> Given data:
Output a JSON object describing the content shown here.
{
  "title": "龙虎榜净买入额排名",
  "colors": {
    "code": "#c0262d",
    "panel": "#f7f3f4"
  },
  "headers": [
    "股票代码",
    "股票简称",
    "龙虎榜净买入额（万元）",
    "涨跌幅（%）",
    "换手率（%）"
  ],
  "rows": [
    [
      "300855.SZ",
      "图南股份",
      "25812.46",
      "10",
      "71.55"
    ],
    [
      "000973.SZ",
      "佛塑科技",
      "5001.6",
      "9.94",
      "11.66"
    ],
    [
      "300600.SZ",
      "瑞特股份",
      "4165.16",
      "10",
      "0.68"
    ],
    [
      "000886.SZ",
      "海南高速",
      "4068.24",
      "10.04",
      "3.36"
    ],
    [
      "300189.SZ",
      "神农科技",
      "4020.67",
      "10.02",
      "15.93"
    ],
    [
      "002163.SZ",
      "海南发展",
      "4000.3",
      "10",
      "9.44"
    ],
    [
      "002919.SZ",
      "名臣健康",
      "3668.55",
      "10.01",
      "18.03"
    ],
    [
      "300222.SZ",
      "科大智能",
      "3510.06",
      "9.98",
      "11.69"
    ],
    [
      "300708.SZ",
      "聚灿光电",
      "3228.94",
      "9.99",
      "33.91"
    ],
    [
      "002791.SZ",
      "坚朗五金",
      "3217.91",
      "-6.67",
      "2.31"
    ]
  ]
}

> Your objective: From the first line to the last, please quote the material above exactly.

> Task output:
Output a JSON object describing the content shown here.
{
  "title": "龙虎榜净买入额排名",
  "colors": {
    "code": "#c0262d",
    "panel": "#f7f3f4"
  },
  "headers": [
    "股票代码",
    "股票简称",
    "龙虎榜净买入额（万元）",
    "涨跌幅（%）",
    "换手率（%）"
  ],
  "rows": [
    [
      "300855.SZ",
      "图南股份",
      "25812.46",
      "10",
      "71.55"
    ],
    [
      "000973.SZ",
      "佛塑科技",
      "5001.6",
      "9.94",
      "11.66"
    ],
    [
      "300600.SZ",
      "瑞特股份",
      "4165.16",
      "10",
      "0.68"
    ],
    [
      "000886.SZ",
      "海南高速",
      "4068.24",
      "10.04",
      "3.36"
    ],
    [
      "300189.SZ",
      "神农科技",
      "4020.67",
      "10.02",
      "15.93"
    ],
    [
      "002163.SZ",
      "海南发展",
      "4000.3",
      "10",
      "9.44"
    ],
    [
      "002919.SZ",
      "名臣健康",
      "3668.55",
      "10.01",
      "18.03"
    ],
    [
      "300222.SZ",
      "科大智能",
      "3510.06",
      "9.98",
      "11.69"
    ],
    [
      "300708.SZ",
      "聚灿光电",
      "3228.94",
      "9.99",
      "33.91"
    ],
    [
      "002791.SZ",
      "坚朗五金",
      "3217.91",
      "-6.67",
      "2.31"
    ]
  ]
}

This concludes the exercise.